# PROBLEM:
Make an exact copy of the lines below.

# TASK INPUT:
## Begin

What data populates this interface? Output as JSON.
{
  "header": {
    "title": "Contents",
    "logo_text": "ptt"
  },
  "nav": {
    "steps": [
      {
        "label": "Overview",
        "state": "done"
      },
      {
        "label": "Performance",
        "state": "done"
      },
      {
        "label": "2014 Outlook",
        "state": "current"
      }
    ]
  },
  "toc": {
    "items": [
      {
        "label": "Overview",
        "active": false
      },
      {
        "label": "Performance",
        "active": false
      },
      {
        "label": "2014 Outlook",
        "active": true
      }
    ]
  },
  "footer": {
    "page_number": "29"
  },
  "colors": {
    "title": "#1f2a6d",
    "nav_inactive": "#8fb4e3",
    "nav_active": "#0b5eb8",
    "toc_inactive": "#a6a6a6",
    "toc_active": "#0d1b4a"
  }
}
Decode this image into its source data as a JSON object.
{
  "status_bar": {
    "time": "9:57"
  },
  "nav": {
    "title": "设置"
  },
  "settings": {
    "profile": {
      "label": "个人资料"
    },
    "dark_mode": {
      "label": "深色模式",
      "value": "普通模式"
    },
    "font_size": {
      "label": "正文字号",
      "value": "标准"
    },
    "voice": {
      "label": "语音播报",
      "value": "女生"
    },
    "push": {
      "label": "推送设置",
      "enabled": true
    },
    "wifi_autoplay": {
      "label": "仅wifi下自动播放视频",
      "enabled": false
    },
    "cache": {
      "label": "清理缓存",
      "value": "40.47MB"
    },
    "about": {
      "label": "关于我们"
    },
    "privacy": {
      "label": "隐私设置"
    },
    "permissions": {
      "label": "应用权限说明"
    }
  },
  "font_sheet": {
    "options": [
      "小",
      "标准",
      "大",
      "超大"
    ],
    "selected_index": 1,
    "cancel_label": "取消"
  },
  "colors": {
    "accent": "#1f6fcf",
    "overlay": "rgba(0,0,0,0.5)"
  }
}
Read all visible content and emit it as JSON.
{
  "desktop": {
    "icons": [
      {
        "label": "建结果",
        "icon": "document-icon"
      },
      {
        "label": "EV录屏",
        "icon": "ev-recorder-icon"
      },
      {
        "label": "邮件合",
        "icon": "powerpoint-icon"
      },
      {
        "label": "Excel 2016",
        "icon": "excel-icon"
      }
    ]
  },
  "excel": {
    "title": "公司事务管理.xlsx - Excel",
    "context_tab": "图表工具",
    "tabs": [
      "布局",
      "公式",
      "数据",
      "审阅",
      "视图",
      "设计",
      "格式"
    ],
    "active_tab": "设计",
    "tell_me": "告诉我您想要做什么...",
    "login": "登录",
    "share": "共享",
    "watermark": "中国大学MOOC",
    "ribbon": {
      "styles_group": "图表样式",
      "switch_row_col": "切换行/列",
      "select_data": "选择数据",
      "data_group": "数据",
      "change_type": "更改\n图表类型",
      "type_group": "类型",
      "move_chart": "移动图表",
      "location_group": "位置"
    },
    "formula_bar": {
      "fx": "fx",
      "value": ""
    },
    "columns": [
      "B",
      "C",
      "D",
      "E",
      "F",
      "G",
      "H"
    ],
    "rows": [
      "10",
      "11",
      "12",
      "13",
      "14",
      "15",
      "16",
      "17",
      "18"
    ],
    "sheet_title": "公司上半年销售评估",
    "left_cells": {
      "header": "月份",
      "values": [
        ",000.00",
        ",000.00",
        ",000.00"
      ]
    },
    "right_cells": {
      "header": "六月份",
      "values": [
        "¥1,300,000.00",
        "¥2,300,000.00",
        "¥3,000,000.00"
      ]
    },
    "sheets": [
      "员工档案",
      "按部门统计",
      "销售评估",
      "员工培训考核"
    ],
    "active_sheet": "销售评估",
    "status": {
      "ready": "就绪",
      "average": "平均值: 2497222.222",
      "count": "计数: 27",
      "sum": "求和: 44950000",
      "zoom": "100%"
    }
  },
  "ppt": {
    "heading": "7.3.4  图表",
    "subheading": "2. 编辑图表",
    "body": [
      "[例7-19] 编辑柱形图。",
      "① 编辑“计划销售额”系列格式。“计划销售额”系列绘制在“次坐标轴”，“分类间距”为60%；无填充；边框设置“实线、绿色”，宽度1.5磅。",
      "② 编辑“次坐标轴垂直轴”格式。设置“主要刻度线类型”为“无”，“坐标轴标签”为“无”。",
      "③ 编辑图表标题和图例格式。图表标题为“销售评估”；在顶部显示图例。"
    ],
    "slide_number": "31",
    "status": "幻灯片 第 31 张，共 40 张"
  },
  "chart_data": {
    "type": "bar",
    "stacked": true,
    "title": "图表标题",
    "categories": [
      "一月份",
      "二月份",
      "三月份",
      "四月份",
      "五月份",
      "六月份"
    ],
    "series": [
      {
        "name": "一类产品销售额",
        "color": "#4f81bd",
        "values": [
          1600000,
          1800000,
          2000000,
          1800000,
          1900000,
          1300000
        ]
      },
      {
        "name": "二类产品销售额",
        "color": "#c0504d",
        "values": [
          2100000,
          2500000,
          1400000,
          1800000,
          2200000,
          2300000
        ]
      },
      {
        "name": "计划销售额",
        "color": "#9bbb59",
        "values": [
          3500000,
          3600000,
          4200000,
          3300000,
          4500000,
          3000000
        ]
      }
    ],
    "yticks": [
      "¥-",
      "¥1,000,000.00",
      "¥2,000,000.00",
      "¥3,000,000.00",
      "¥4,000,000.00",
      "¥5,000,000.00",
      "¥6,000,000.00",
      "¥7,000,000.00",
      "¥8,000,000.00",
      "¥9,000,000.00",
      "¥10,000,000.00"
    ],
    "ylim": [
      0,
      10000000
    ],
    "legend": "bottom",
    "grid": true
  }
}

## End

# THE COMPLETED TASK:
What data populates this interface? Output as JSON.
{
  "header": {
    "title": "Contents",
    "logo_text": "ptt"
  },
  "nav": {
    "steps": [
      {
        "label": "Overview",
        "state": "done"
      },
      {
        "label": "Performance",
        "state": "done"
      },
      {
        "label": "2014 Outlook",
        "state": "current"
      }
    ]
  },
  "toc": {
    "items": [
      {
        "label": "Overview",
        "active": false
      },
      {
        "label": "Performance",
        "active": false
      },
      {
        "label": "2014 Outlook",
        "active": true
      }
    ]
  },
  "footer": {
    "page_number": "29"
  },
  "colors": {
    "title": "#1f2a6d",
    "nav_inactive": "#8fb4e3",
    "nav_active": "#0b5eb8",
    "toc_inactive": "#a6a6a6",
    "toc_active": "#0d1b4a"
  }
}
Decode this image into its source data as a JSON object.
{
  "status_bar": {
    "time": "9:57"
  },
  "nav": {
    "title": "设置"
  },
  "settings": {
    "profile": {
      "label": "个人资料"
    },
    "dark_mode": {
      "label": "深色模式",
      "value": "普通模式"
    },
    "font_size": {
      "label": "正文字号",
      "value": "标准"
    },
    "voice": {
      "label": "语音播报",
      "value": "女生"
    },
    "push": {
      "label": "推送设置",
      "enabled": true
    },
    "wifi_autoplay": {
      "label": "仅wifi下自动播放视频",
      "enabled": false
    },
    "cache": {
      "label": "清理缓存",
      "value": "40.47MB"
    },
    "about": {
      "label": "关于我们"
    },
    "privacy": {
      "label": "隐私设置"
    },
    "permissions": {
      "label": "应用权限说明"
    }
  },
  "font_sheet": {
    "options": [
      "小",
      "标准",
      "大",
      "超大"
    ],
    "selected_index": 1,
    "cancel_label": "取消"
  },
  "colors": {
    "accent": "#1f6fcf",
    "overlay": "rgba(0,0,0,0.5)"
  }
}
Read all visible content and emit it as JSON.
{
  "desktop": {
    "icons": [
      {
        "label": "建结果",
        "icon": "document-icon"
      },
      {
        "label": "EV录屏",
        "icon": "ev-recorder-icon"
      },
      {
        "label": "邮件合",
        "icon": "powerpoint-icon"
      },
      {
        "label": "Excel 2016",
        "icon": "excel-icon"
      }
    ]
  },
  "excel": {
    "title": "公司事务管理.xlsx - Excel",
    "context_tab": "图表工具",
    "tabs": [
      "布局",
      "公式",
      "数据",
      "审阅",
      "视图",
      "设计",
      "格式"
    ],
    "active_tab": "设计",
    "tell_me": "告诉我您想要做什么...",
    "login": "登录",
    "share": "共享",
    "watermark": "中国大学MOOC",
    "ribbon": {
      "styles_group": "图表样式",
      "switch_row_col": "切换行/列",
      "select_data": "选择数据",
      "data_group": "数据",
      "change_type": "更改\n图表类型",
      "type_group": "类型",
      "move_chart": "移动图表",
      "location_group": "位置"
    },
    "formula_bar": {
      "fx": "fx",
      "value": ""
    },
    "columns": [
      "B",
      "C",
      "D",
      "E",
      "F",
      "G",
      "H"
    ],
    "rows": [
      "10",
      "11",
      "12",
      "13",
      "14",
      "15",
      "16",
      "17",
      "18"
    ],
    "sheet_title": "公司上半年销售评估",
    "left_cells": {
      "header": "月份",
      "values": [
        ",000.00",
        ",000.00",
        ",000.00"
      ]
    },
    "right_cells": {
      "header": "六月份",
      "values": [
        "¥1,300,000.00",
        "¥2,300,000.00",
        "¥3,000,000.00"
      ]
    },
    "sheets": [
      "员工档案",
      "按部门统计",
      "销售评估",
      "员工培训考核"
    ],
    "active_sheet": "销售评估",
    "status": {
      "ready": "就绪",
      "average": "平均值: 2497222.222",
      "count": "计数: 27",
      "sum": "求和: 44950000",
      "zoom": "100%"
    }
  },
  "ppt": {
    "heading": "7.3.4  图表",
    "subheading": "2. 编辑图表",
    "body": [
      "[例7-19] 编辑柱形图。",
      "① 编辑“计划销售额”系列格式。“计划销售额”系列绘制在“次坐标轴”，“分类间距”为60%；无填充；边框设置“实线、绿色”，宽度1.5磅。",
      "② 编辑“次坐标轴垂直轴”格式。设置“主要刻度线类型”为“无”，“坐标轴标签”为“无”。",
      "③ 编辑图表标题和图例格式。图表标题为“销售评估”；在顶部显示图例。"
    ],
    "slide_number": "31",
    "status": "幻灯片 第 31 张，共 40 张"
  },
  "chart_data": {
    "type": "bar",
    "stacked": true,
    "title": "图表标题",
    "categories": [
      "一月份",
      "二月份",
      "三月份",
      "四月份",
      "五月份",
      "六月份"
    ],
    "series": [
      {
        "name": "一类产品销售额",
        "color": "#4f81bd",
        "values": [
          1600000,
          1800000,
          2000000,
          1800000,
          1900000,
          1300000
        ]
      },
      {
        "name": "二类产品销售额",
        "color": "#c0504d",
        "values": [
          2100000,
          2500000,
          1400000,
          1800000,
          2200000,
          2300000
        ]
      },
      {
        "name": "计划销售额",
        "color": "#9bbb59",
        "values": [
          3500000,
          3600000,
          4200000,
          3300000,
          4500000,
          3000000
        ]
      }
    ],
    "yticks": [
      "¥-",
      "¥1,000,000.00",
      "¥2,000,000.00",
      "¥3,000,000.00",
      "¥4,000,000.00",
      "¥5,000,000.00",
      "¥6,000,000.00",
      "¥7,000,000.00",
      "¥8,000,000.00",
      "¥9,000,000.00",
      "¥10,000,000.00"
    ],
    "ylim": [
      0,
      10000000
    ],
    "legend": "bottom",
    "grid": true
  }
}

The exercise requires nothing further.